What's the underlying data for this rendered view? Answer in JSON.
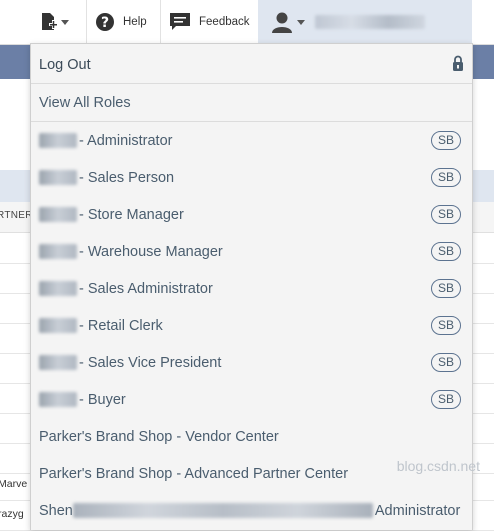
{
  "toolbar": {
    "help_label": "Help",
    "feedback_label": "Feedback",
    "user_name": ""
  },
  "background": {
    "column_header": "RTNER",
    "rows": [
      "",
      "",
      "",
      "",
      "",
      "",
      "",
      "",
      "Marve",
      "razyg"
    ]
  },
  "menu": {
    "logout": "Log Out",
    "view_all_roles": "View All Roles",
    "roles": [
      {
        "name": "- Administrator",
        "badge": "SB"
      },
      {
        "name": "- Sales Person",
        "badge": "SB"
      },
      {
        "name": "- Store Manager",
        "badge": "SB"
      },
      {
        "name": "- Warehouse Manager",
        "badge": "SB"
      },
      {
        "name": "- Sales Administrator",
        "badge": "SB"
      },
      {
        "name": "- Retail Clerk",
        "badge": "SB"
      },
      {
        "name": "- Sales Vice President",
        "badge": "SB"
      },
      {
        "name": "- Buyer",
        "badge": "SB"
      }
    ],
    "vendor_center": "Parker's Brand Shop - Vendor Center",
    "partner_center": "Parker's Brand Shop - Advanced Partner Center",
    "last_prefix": "Shen",
    "last_suffix": "Administrator"
  },
  "watermark": "blog.csdn.net",
  "icons": {
    "add": "add-document-icon",
    "help": "question-circle-icon",
    "feedback": "speech-bubble-icon",
    "user": "user-avatar-icon",
    "lock": "lock-icon"
  }
}
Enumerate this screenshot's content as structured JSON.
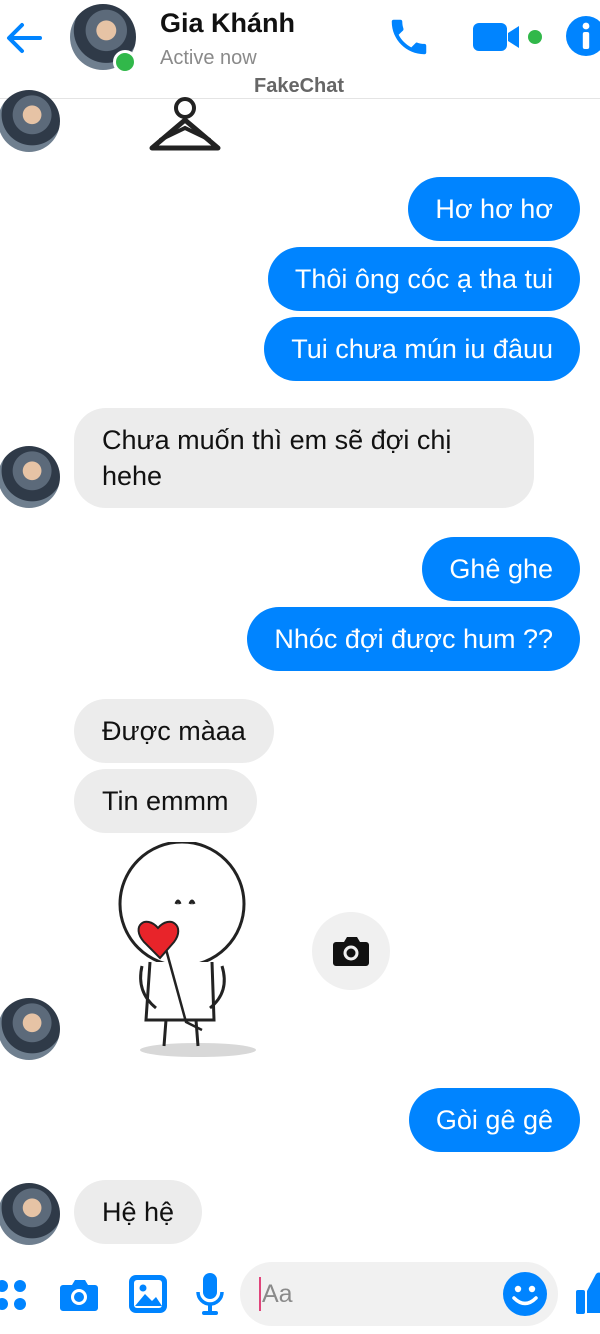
{
  "header": {
    "contact_name": "Gia Khánh",
    "status": "Active now",
    "watermark": "FakeChat"
  },
  "icons": [
    "back-arrow-icon",
    "phone-icon",
    "video-icon",
    "info-icon",
    "apps-icon",
    "camera-icon",
    "gallery-icon",
    "mic-icon",
    "emoji-icon",
    "like-icon"
  ],
  "messages": {
    "m1": "Hơ hơ hơ",
    "m2": "Thôi ông cóc ạ tha tui",
    "m3": "Tui chưa mún iu đâuu",
    "m4": "Chưa muốn thì em sẽ đợi chị hehe",
    "m5": "Ghê ghe",
    "m6": "Nhóc đợi được hum ??",
    "m7": "Được màaa",
    "m8": "Tin emmm",
    "m9": "Gòi gê gê",
    "m10": "Hệ hệ"
  },
  "composer": {
    "placeholder": "Aa"
  },
  "colors": {
    "accent": "#0084ff",
    "incoming_bubble": "#ececec",
    "online": "#31b84a"
  }
}
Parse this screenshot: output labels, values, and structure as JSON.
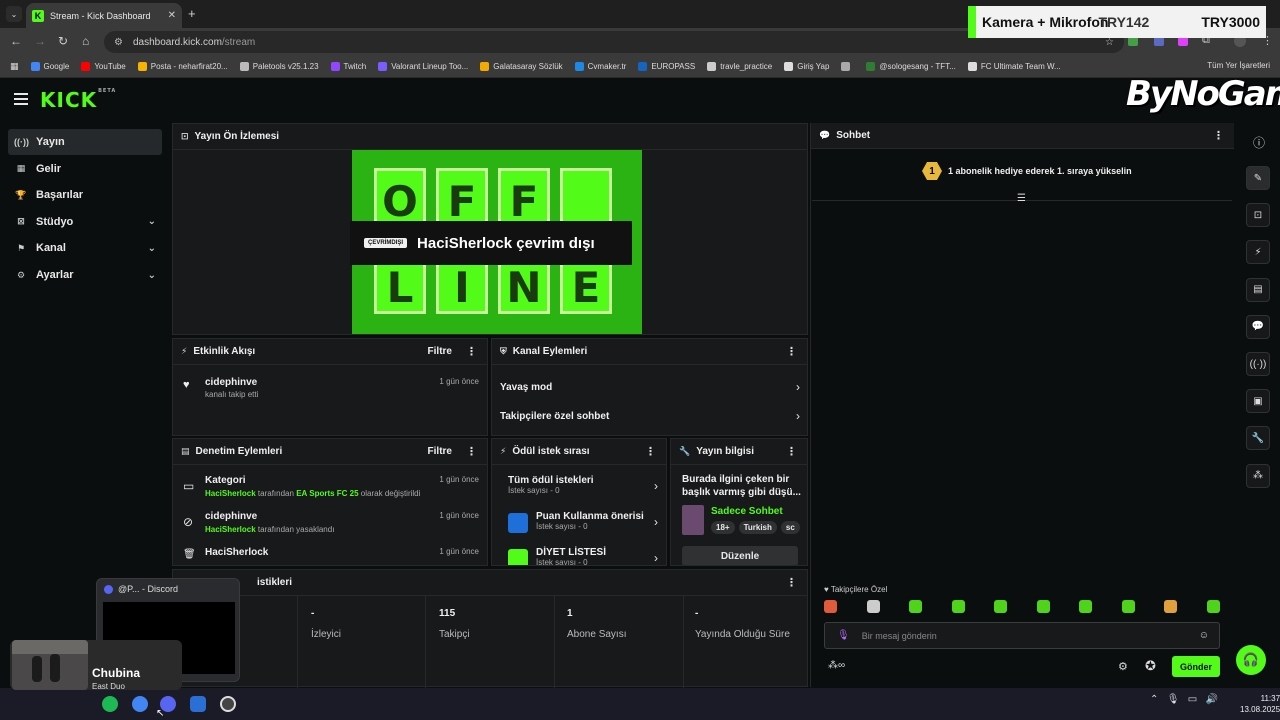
{
  "browser": {
    "tab_title": "Stream - Kick Dashboard",
    "tab_favicon": "K",
    "tab_close": "✕",
    "new_tab": "+",
    "tab_menu": "⌄",
    "url_host": "dashboard.kick.com",
    "url_path": "/stream",
    "nav": {
      "back": "←",
      "forward": "→",
      "reload": "↻",
      "home": "⌂"
    },
    "bookmarks": [
      {
        "label": "Google",
        "color": "#4285f4"
      },
      {
        "label": "YouTube",
        "color": "#ff0000"
      },
      {
        "label": "Posta - neharfirat20...",
        "color": "#f4b400"
      },
      {
        "label": "Paletools v25.1.23",
        "color": "#bbbbbb"
      },
      {
        "label": "Twitch",
        "color": "#9146ff"
      },
      {
        "label": "Valorant Lineup Too...",
        "color": "#7b5cff"
      },
      {
        "label": "Galatasaray Sözlük",
        "color": "#f2a900"
      },
      {
        "label": "Cvmaker.tr",
        "color": "#1e88e5"
      },
      {
        "label": "EUROPASS",
        "color": "#1565c0"
      },
      {
        "label": "travle_practice",
        "color": "#cccccc"
      },
      {
        "label": "Giriş Yap",
        "color": "#dddddd"
      },
      {
        "label": "",
        "color": "#aaaaaa"
      },
      {
        "label": "@sologesang - TFT...",
        "color": "#2e7d32"
      },
      {
        "label": "FC Ultimate Team W...",
        "color": "#dddddd"
      }
    ],
    "bookmarks_all": "Tüm Yer İşaretleri"
  },
  "overlay": {
    "text1": "Kamera + Mikrofon",
    "text2": "TRY142",
    "text3": "TRY3000"
  },
  "kick": {
    "logo": "KICK",
    "logo_sup": "BETA",
    "watermark": "ByNoGame"
  },
  "sidebar": {
    "items": [
      {
        "label": "Yayın",
        "icon": "((·))",
        "chevron": ""
      },
      {
        "label": "Gelir",
        "icon": "▦",
        "chevron": ""
      },
      {
        "label": "Başarılar",
        "icon": "🏆",
        "chevron": ""
      },
      {
        "label": "Stüdyo",
        "icon": "⊠",
        "chevron": "⌄"
      },
      {
        "label": "Kanal",
        "icon": "⚑",
        "chevron": "⌄"
      },
      {
        "label": "Ayarlar",
        "icon": "⚙",
        "chevron": "⌄"
      }
    ]
  },
  "preview": {
    "title": "Yayın Ön İzlemesi",
    "offline_badge": "ÇEVRİMDIŞI",
    "offline_text": "HaciSherlock çevrim dışı",
    "letters_top": [
      "O",
      "F",
      "F",
      ""
    ],
    "letters_bottom": [
      "L",
      "I",
      "N",
      "E"
    ]
  },
  "activity": {
    "title": "Etkinlik Akışı",
    "filter": "Filtre",
    "items": [
      {
        "name": "cidephinve",
        "desc": "kanalı takip etti",
        "time": "1 gün önce"
      }
    ]
  },
  "channel_actions": {
    "title": "Kanal Eylemleri",
    "items": [
      {
        "label": "Yavaş mod"
      },
      {
        "label": "Takipçilere özel sohbet"
      }
    ]
  },
  "moderation": {
    "title": "Denetim Eylemleri",
    "filter": "Filtre",
    "items": [
      {
        "title": "Kategori",
        "actor": "HaciSherlock",
        "mid": " tarafından ",
        "target": "EA Sports FC 25",
        "end": " olarak değiştirildi",
        "time": "1 gün önce",
        "icon": "▭"
      },
      {
        "title": "cidephinve",
        "actor": "HaciSherlock",
        "mid": " tarafından yasaklandı",
        "target": "",
        "end": "",
        "time": "1 gün önce",
        "icon": "⊘"
      },
      {
        "title": "HaciSherlock",
        "actor": "",
        "mid": "",
        "target": "",
        "end": "",
        "time": "1 gün önce",
        "icon": "🗑"
      }
    ]
  },
  "rewards": {
    "title": "Ödül istek sırası",
    "items": [
      {
        "title": "Tüm ödül istekleri",
        "sub": "İstek sayısı - 0"
      },
      {
        "title": "Puan Kullanma önerisi",
        "sub": "İstek sayısı - 0"
      },
      {
        "title": "DİYET LİSTESİ",
        "sub": "İstek sayısı - 0"
      }
    ]
  },
  "stream_info": {
    "title": "Yayın bilgisi",
    "desc": "Burada ilgini çeken bir başlık varmış gibi düşü...",
    "category": "Sadece Sohbet",
    "tags": [
      "18+",
      "Turkish",
      "sc"
    ],
    "edit": "Düzenle"
  },
  "stats": {
    "title": "istikleri",
    "items": [
      {
        "value": "-",
        "label": "İzleyici"
      },
      {
        "value": "115",
        "label": "Takipçi"
      },
      {
        "value": "1",
        "label": "Abone Sayısı"
      },
      {
        "value": "-",
        "label": "Yayında Olduğu Süre"
      }
    ]
  },
  "chat": {
    "title": "Sohbet",
    "banner_badge": "1",
    "banner_text": "1 abonelik hediye ederek 1. sıraya yükselin",
    "mode": "Takipçilere Özel",
    "placeholder": "Bir mesaj gönderin",
    "send": "Gönder",
    "emote_colors": [
      "#e05a3c",
      "#cccccc",
      "#4fd41b",
      "#4fd41b",
      "#4fd41b",
      "#4fd41b",
      "#4fd41b",
      "#4fd41b",
      "#e0a03c",
      "#4fd41b"
    ]
  },
  "rail": {
    "icons": [
      "info-icon",
      "pencil-icon",
      "focus-icon",
      "bolt-icon",
      "document-icon",
      "chat-bubble-icon",
      "broadcast-icon",
      "video-icon",
      "wrench-icon",
      "apps-icon"
    ]
  },
  "media": {
    "song": "Chubina",
    "artist": "East Duo"
  },
  "discord": {
    "title": "@P... - Discord"
  },
  "taskbar": {
    "time": "11:37",
    "date": "13.08.2025"
  },
  "colors": {
    "accent": "#53fc18",
    "panel": "#18191b",
    "background": "#0b0e0f"
  }
}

● **Set exercise**:
Pull out every line of the entries that includes the word "Center".

● **Answer to this problem**:
    "vendor_center": "Parker's Brand Shop - Vendor Center",
    "partner_center": "Parker's Brand Shop - Advanced Partner Center",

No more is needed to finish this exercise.